Input rows —
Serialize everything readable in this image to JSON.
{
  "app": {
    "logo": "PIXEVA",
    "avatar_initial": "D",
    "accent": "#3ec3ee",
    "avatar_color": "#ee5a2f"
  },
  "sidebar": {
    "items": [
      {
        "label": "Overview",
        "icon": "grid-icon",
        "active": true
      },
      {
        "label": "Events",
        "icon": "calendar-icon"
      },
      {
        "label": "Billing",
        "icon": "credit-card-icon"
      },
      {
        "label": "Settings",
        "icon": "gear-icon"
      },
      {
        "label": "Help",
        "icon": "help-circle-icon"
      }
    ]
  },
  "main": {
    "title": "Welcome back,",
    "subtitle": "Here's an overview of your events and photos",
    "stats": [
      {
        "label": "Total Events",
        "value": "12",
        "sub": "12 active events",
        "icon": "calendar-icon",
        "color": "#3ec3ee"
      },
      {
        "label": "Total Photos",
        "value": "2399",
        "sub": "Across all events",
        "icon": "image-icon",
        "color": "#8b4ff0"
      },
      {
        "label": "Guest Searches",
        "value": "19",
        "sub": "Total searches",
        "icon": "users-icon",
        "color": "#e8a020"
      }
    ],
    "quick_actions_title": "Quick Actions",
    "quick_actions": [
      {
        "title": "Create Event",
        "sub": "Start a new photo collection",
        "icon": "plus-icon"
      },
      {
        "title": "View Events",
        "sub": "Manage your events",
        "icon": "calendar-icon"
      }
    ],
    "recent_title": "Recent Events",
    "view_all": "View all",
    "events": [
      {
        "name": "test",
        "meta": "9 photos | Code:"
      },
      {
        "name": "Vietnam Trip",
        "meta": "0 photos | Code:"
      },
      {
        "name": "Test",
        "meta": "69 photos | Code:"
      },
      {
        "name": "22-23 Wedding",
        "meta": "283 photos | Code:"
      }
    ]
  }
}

Set task —
Read through the data and copy every line where "your" shows up.

Full answer —
    "subtitle": "Here's an overview of your events and photos",
        "sub": "Manage your events",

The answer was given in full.